▸ Given instruction:
Count every line of the material that holds the string "saving". Respond with the total only.

▸ Provided data:
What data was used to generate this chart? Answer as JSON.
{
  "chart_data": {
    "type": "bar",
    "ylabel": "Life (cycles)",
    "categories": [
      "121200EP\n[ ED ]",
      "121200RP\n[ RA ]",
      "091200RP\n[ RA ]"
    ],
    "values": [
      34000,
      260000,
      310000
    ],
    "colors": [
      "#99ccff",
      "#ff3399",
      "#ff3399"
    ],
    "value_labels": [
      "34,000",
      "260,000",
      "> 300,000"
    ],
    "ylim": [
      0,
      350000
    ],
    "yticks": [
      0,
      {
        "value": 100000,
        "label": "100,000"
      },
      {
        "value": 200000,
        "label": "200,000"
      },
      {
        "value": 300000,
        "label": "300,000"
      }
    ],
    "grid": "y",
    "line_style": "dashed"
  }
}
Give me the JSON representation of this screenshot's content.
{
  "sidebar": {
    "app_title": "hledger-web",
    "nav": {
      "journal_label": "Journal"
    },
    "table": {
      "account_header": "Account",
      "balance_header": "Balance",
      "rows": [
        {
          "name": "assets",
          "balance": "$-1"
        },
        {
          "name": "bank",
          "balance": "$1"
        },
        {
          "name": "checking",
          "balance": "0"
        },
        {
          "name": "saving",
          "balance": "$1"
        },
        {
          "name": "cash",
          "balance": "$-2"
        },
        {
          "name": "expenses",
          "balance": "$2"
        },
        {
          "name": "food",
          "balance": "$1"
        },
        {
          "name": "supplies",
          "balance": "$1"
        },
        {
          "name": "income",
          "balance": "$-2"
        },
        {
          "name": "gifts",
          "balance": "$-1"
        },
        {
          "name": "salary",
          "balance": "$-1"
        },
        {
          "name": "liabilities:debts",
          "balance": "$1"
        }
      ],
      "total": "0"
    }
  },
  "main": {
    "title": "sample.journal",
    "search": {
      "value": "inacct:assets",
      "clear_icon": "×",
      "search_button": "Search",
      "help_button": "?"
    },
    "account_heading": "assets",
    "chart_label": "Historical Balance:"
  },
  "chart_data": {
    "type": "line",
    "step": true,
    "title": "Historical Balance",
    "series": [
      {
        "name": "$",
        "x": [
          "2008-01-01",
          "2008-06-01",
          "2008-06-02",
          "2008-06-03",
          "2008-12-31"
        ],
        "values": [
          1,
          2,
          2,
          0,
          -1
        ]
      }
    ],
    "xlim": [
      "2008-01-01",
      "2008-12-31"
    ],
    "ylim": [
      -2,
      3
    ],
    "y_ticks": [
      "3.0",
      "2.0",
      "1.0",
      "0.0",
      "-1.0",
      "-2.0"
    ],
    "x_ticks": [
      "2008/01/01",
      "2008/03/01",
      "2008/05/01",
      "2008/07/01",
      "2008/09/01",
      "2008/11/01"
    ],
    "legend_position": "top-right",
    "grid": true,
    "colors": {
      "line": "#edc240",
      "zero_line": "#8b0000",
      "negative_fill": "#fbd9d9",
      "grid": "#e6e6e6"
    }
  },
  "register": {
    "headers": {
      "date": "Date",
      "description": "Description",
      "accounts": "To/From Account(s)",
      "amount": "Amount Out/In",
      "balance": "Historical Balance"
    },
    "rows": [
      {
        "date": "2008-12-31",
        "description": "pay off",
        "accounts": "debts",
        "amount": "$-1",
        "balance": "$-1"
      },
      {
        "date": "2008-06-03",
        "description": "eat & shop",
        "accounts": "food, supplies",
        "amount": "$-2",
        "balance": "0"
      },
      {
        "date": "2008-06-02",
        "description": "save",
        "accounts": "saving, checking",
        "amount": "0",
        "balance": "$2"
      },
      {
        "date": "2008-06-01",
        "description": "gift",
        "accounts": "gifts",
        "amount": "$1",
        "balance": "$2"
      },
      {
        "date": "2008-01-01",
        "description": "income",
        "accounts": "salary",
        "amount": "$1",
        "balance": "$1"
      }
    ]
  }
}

▸ Task result:
2